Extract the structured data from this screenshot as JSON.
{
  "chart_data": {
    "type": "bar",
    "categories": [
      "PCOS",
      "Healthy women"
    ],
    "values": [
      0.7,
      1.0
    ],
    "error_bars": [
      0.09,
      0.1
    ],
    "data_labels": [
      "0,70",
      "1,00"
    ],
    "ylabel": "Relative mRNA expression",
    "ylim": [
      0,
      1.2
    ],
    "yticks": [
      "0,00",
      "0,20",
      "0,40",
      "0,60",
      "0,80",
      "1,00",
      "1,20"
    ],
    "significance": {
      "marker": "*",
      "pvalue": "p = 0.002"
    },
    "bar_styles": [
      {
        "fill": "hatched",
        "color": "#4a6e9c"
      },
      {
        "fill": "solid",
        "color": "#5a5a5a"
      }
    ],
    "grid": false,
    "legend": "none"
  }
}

### [Task directions]
Repeat all of the listing above exactly, leaving nothing out.

### [Answer space]
Extract the structured data from this screenshot as JSON.
{
  "chart_data": {
    "type": "bar",
    "categories": [
      "PCOS",
      "Healthy women"
    ],
    "values": [
      0.7,
      1.0
    ],
    "error_bars": [
      0.09,
      0.1
    ],
    "data_labels": [
      "0,70",
      "1,00"
    ],
    "ylabel": "Relative mRNA expression",
    "ylim": [
      0,
      1.2
    ],
    "yticks": [
      "0,00",
      "0,20",
      "0,40",
      "0,60",
      "0,80",
      "1,00",
      "1,20"
    ],
    "significance": {
      "marker": "*",
      "pvalue": "p = 0.002"
    },
    "bar_styles": [
      {
        "fill": "hatched",
        "color": "#4a6e9c"
      },
      {
        "fill": "solid",
        "color": "#5a5a5a"
      }
    ],
    "grid": false,
    "legend": "none"
  }
}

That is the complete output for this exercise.